Scan the following material for the string "image" and copy each line in which it appears.
## BEGIN
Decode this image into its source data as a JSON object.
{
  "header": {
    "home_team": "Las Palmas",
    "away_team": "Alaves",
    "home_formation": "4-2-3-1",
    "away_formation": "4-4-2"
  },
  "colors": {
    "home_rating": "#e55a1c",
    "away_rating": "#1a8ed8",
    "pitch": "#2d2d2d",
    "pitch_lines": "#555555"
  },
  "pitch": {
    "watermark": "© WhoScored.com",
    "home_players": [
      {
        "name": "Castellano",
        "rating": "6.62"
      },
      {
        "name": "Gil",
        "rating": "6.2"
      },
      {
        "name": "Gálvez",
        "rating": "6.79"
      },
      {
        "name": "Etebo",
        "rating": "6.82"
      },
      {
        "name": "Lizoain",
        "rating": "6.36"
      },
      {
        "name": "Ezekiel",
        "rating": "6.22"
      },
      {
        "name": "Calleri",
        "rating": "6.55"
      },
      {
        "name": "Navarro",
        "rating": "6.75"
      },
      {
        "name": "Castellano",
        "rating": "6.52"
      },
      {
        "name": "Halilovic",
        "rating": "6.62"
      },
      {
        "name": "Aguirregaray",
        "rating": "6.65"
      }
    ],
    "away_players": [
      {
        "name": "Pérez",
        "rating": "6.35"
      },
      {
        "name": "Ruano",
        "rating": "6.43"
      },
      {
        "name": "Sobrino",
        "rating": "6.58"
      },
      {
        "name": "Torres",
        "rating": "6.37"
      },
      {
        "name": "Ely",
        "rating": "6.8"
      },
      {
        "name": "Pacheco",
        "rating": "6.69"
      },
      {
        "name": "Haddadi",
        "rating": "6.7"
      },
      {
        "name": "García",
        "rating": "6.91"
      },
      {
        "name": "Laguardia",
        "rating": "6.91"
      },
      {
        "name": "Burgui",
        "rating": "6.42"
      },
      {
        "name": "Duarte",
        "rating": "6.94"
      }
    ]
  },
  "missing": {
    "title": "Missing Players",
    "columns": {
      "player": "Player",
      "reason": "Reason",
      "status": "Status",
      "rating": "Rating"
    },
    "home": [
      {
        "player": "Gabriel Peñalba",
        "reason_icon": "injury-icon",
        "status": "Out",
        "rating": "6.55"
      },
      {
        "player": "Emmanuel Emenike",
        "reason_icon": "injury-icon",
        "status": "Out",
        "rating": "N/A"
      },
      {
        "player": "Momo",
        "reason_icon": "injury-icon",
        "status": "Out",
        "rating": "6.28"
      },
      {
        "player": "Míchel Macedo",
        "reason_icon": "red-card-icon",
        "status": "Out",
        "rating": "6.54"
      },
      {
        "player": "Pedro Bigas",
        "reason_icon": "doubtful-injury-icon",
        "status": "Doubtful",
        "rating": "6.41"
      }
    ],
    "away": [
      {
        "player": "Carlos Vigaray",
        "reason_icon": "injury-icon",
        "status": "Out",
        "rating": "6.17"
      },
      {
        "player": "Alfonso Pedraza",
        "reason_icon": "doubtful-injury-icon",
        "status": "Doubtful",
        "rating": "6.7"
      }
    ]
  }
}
## END
## BEGIN
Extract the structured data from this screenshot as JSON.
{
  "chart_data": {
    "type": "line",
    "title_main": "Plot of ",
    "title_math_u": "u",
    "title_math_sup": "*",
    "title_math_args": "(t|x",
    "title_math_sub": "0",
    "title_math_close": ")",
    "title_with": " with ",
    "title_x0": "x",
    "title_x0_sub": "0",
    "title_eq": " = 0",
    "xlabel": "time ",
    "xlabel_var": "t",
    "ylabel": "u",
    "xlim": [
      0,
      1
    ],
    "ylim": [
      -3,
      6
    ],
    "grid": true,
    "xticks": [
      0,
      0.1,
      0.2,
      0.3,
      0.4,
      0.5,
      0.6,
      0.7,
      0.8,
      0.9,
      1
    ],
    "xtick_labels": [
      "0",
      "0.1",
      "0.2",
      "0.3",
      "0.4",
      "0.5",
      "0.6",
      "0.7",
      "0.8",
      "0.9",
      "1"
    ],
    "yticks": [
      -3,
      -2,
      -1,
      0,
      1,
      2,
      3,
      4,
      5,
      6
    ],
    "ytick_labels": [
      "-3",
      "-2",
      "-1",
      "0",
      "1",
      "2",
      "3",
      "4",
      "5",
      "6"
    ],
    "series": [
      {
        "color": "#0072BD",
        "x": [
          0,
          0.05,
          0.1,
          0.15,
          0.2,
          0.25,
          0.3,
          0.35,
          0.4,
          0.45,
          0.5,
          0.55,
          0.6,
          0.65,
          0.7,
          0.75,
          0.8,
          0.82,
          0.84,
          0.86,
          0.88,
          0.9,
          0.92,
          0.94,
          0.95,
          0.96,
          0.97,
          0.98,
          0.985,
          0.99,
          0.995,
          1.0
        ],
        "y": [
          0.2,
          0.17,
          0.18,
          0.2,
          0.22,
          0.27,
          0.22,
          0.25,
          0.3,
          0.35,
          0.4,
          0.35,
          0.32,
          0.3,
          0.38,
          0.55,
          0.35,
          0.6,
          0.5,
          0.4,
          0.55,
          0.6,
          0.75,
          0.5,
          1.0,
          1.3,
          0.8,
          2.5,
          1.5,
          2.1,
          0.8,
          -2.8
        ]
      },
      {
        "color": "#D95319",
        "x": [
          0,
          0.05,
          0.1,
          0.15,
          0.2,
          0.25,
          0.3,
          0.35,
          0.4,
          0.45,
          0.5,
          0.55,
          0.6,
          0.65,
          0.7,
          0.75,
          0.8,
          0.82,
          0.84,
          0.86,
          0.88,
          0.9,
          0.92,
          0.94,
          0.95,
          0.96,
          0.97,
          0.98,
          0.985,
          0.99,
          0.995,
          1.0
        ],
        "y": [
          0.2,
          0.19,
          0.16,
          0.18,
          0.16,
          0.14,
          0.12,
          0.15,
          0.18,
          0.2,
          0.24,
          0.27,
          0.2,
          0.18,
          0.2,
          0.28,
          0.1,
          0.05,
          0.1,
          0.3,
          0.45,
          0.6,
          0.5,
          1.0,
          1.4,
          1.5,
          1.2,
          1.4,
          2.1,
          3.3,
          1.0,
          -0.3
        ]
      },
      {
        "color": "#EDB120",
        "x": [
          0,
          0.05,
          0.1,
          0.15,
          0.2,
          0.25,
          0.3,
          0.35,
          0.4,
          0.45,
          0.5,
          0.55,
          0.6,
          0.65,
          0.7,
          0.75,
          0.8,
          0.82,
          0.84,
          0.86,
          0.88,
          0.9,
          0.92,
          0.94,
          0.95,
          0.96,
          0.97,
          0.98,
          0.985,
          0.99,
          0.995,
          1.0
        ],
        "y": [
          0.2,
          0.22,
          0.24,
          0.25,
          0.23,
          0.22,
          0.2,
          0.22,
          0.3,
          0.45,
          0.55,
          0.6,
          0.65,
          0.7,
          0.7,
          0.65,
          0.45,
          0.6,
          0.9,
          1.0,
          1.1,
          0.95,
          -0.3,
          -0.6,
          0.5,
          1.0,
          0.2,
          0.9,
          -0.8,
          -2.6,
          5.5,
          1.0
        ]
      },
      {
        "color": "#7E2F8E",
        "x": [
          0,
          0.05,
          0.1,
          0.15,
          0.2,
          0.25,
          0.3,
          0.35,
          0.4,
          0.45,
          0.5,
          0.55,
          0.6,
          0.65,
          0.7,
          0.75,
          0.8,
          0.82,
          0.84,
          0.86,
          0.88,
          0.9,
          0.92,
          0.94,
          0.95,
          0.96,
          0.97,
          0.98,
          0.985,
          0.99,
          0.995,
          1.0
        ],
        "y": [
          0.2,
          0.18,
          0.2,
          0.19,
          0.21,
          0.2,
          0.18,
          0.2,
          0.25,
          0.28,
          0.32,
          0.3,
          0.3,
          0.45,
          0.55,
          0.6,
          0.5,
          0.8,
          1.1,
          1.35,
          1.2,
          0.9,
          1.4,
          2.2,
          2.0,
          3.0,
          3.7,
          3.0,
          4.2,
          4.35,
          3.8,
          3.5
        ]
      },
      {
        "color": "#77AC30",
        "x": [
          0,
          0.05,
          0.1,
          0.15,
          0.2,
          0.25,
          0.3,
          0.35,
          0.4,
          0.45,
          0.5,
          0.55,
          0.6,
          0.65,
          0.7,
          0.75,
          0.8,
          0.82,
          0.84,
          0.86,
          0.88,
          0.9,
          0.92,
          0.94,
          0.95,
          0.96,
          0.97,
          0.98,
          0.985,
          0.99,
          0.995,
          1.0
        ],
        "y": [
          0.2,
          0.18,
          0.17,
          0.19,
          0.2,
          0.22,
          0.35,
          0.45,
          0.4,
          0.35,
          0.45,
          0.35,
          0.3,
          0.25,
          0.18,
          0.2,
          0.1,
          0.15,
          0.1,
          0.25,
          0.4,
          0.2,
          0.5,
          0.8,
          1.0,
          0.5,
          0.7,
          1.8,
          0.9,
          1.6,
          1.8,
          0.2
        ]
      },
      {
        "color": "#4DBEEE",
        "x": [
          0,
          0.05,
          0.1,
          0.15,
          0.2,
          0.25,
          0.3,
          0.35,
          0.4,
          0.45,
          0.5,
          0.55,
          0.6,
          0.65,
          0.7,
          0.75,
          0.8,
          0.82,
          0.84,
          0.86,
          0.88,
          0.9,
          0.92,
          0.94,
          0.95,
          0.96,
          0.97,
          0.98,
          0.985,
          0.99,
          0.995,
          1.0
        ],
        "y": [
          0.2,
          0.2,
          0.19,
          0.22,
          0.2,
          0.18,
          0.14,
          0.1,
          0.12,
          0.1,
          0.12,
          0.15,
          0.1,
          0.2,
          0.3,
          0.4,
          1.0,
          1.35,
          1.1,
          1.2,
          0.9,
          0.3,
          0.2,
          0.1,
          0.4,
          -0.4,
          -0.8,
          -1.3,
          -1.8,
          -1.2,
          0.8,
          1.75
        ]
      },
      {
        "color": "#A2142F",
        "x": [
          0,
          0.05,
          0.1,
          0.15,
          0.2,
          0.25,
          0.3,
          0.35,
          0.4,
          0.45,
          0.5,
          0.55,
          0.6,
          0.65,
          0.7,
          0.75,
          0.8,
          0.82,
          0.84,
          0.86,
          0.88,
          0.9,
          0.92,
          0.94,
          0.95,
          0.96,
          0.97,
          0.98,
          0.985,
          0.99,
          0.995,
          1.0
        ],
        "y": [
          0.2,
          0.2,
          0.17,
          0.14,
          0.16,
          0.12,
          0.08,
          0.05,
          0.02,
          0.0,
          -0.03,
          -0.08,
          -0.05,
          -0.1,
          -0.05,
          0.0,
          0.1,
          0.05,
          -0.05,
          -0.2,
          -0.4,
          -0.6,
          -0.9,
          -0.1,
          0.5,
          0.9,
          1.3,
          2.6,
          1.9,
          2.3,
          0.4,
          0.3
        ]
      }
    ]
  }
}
## END
## BEGIN
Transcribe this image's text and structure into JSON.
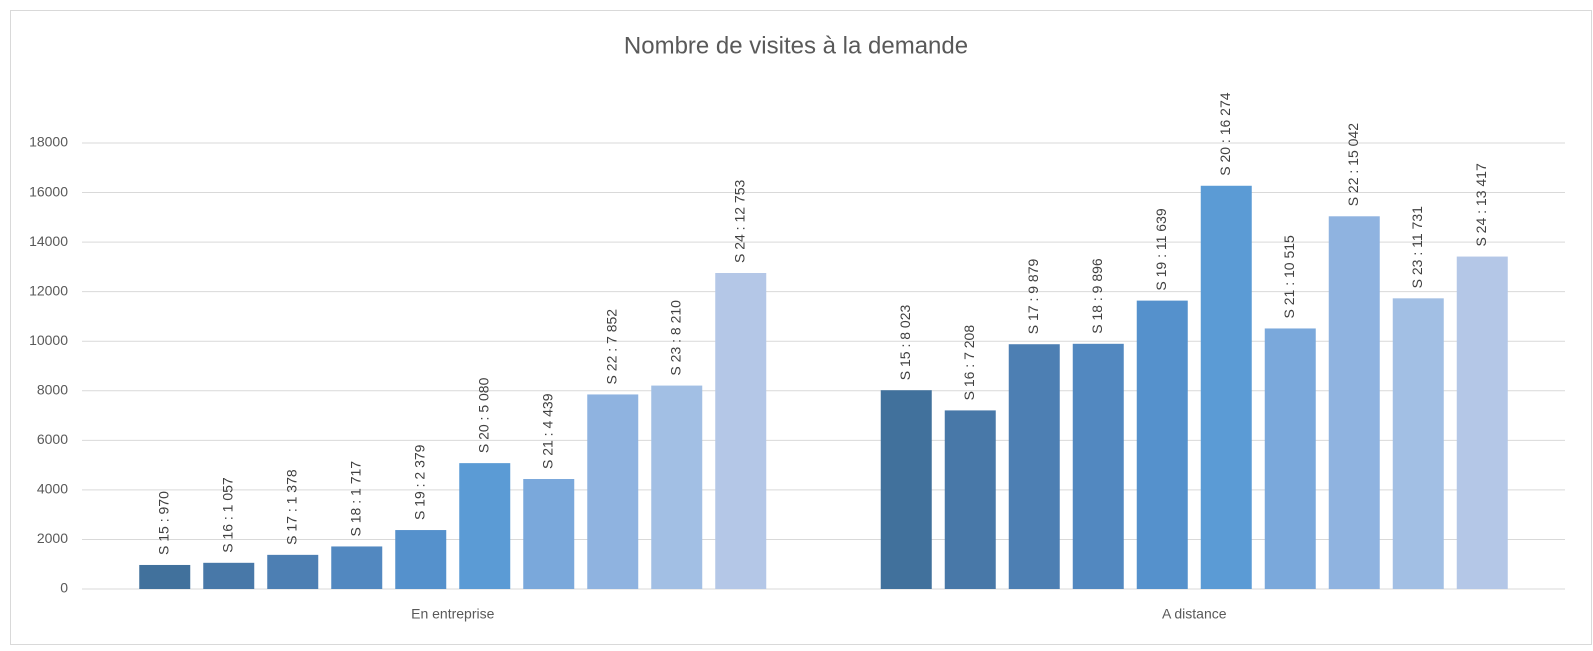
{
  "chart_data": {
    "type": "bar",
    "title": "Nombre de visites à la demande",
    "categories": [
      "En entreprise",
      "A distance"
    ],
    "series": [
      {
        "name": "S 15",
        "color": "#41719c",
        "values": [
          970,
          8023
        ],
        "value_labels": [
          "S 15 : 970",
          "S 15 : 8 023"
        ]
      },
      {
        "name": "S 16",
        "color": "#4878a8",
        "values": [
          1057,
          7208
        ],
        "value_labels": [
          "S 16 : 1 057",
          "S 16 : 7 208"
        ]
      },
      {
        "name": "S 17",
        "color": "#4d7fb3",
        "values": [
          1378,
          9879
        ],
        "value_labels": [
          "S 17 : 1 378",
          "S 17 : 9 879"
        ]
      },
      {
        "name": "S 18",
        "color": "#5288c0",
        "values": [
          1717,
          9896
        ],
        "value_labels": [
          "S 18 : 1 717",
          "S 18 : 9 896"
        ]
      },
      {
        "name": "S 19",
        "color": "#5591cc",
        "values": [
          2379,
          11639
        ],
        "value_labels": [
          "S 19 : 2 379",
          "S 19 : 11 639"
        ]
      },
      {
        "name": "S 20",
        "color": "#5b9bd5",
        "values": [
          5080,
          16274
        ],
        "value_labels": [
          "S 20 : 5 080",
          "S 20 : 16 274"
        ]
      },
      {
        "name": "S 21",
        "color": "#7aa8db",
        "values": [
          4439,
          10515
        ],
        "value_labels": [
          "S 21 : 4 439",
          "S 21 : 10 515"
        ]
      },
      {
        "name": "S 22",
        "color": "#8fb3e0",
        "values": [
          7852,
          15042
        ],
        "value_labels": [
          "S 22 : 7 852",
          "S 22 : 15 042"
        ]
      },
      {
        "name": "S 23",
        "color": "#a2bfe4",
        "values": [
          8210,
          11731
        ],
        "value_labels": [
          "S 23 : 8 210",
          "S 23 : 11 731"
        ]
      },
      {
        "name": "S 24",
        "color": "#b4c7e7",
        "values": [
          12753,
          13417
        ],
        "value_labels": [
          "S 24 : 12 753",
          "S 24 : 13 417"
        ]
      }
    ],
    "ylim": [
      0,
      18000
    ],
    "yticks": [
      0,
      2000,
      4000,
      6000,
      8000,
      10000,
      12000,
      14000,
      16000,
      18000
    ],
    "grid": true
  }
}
## END
**Correct result:**
Decode this image into its source data as a JSON object.
Transcribe this image's text and structure into JSON.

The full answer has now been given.